Items from a dataset
==============================
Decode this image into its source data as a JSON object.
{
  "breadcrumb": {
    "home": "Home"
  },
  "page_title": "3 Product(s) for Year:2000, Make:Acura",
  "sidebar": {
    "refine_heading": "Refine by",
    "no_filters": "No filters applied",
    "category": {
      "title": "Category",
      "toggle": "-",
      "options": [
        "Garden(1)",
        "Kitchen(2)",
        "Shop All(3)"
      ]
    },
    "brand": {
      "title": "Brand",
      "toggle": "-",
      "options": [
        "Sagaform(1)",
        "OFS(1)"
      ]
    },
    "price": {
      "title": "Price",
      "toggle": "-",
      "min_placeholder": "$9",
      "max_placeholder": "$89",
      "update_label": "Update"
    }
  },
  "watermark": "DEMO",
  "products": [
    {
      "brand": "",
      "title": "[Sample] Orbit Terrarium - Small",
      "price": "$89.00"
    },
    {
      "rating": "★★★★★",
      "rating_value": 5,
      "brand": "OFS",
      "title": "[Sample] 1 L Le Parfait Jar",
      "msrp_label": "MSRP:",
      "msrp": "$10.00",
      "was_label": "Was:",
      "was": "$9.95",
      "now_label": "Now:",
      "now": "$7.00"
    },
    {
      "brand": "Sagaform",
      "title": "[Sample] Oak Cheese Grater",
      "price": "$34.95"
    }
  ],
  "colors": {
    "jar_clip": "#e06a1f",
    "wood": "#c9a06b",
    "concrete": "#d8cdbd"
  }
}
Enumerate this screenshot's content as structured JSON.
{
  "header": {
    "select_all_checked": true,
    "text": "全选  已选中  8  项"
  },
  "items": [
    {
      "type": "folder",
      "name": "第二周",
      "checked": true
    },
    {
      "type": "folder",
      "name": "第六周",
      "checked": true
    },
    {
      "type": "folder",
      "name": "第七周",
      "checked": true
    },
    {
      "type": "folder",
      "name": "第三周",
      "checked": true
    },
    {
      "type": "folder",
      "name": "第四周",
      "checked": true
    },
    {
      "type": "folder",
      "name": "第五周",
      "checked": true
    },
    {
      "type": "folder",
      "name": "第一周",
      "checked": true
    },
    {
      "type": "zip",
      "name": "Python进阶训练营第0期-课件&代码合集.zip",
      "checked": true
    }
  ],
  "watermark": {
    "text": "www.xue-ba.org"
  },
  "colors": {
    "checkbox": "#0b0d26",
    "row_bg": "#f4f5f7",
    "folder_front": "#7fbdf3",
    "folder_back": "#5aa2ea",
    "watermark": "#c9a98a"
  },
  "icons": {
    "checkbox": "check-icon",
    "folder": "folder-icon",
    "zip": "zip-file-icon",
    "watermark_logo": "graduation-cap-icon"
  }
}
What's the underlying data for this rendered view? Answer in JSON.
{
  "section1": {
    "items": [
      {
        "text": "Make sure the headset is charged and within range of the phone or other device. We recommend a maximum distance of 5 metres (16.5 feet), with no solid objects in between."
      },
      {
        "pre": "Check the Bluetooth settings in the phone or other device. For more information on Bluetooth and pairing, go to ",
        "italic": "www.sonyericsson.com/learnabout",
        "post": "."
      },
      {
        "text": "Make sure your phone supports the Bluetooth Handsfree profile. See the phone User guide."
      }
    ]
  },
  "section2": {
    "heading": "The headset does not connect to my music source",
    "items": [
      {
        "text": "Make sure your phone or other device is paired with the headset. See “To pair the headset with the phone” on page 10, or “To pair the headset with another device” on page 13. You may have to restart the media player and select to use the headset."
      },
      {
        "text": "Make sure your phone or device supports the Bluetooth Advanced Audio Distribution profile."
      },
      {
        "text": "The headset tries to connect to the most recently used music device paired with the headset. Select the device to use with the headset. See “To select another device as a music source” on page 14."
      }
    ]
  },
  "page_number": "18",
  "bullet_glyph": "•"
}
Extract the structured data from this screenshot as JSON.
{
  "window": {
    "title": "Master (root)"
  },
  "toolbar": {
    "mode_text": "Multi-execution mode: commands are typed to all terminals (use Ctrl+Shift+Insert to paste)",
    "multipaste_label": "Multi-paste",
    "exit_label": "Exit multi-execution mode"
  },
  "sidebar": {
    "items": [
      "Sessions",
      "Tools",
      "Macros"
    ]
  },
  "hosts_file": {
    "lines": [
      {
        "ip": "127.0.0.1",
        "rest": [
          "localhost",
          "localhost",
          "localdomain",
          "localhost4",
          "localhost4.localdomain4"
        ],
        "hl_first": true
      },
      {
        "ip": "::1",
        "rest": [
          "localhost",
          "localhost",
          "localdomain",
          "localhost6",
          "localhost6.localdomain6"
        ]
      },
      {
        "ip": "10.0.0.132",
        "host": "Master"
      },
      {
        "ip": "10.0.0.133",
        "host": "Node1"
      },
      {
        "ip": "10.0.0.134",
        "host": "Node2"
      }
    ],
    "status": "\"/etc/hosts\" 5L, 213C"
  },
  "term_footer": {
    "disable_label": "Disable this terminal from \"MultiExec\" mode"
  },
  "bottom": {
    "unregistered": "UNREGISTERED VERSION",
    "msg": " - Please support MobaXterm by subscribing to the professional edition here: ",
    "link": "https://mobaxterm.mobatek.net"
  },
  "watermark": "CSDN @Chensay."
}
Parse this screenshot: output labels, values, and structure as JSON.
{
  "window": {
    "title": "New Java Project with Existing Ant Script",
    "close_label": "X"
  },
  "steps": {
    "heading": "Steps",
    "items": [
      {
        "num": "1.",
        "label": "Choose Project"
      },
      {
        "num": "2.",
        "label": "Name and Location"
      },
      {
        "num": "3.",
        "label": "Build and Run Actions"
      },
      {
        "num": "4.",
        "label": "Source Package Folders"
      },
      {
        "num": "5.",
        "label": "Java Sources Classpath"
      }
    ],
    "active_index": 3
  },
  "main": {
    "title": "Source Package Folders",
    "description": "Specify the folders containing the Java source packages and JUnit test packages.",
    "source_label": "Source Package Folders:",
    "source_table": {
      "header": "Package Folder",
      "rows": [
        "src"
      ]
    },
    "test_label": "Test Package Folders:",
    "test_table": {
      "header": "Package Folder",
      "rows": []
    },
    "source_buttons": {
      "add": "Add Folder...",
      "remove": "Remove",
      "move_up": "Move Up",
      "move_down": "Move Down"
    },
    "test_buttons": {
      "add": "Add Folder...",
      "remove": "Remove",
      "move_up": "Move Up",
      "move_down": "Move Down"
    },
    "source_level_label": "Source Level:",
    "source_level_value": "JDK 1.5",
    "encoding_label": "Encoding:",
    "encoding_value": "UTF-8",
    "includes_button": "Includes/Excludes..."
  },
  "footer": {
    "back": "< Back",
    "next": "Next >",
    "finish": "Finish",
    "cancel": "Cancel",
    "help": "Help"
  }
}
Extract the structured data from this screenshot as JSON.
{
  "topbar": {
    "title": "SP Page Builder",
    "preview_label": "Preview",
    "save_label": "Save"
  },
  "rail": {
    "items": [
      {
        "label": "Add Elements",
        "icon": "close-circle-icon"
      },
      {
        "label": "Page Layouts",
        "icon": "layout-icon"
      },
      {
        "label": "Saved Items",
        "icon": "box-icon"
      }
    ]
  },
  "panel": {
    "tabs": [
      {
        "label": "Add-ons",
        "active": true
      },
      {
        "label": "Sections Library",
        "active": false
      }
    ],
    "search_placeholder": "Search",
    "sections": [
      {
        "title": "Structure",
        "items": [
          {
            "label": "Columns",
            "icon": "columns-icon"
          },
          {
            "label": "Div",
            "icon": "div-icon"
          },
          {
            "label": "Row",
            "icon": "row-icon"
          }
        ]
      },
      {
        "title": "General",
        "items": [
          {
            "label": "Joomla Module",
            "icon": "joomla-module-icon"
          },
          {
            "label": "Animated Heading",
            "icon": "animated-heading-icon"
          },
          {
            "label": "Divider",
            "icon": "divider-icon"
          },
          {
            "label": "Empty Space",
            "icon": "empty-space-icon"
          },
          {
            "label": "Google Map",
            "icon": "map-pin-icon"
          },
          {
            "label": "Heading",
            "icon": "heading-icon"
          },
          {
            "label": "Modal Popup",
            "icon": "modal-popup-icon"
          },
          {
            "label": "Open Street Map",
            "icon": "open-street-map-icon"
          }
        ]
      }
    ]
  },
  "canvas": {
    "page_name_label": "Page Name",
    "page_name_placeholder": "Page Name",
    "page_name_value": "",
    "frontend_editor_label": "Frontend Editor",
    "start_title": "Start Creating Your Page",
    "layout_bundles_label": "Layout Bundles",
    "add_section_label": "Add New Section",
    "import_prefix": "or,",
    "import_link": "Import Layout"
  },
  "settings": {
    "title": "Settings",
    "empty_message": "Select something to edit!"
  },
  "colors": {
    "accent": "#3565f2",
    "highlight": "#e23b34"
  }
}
==============================
▸ SET EXERCISE
Select and copy every line of the listing with the word "this".

▸ EXERCISE SOLUTION
Decode this image into its source data as a JSON object.
Enumerate this screenshot's content as structured JSON.
What's the underlying data for this rendered view? Answer in JSON.
Extract the structured data from this screenshot as JSON.
    "disable_label": "Disable this terminal from \"MultiExec\" mode"
Parse this screenshot: output labels, values, and structure as JSON.
Extract the structured data from this screenshot as JSON.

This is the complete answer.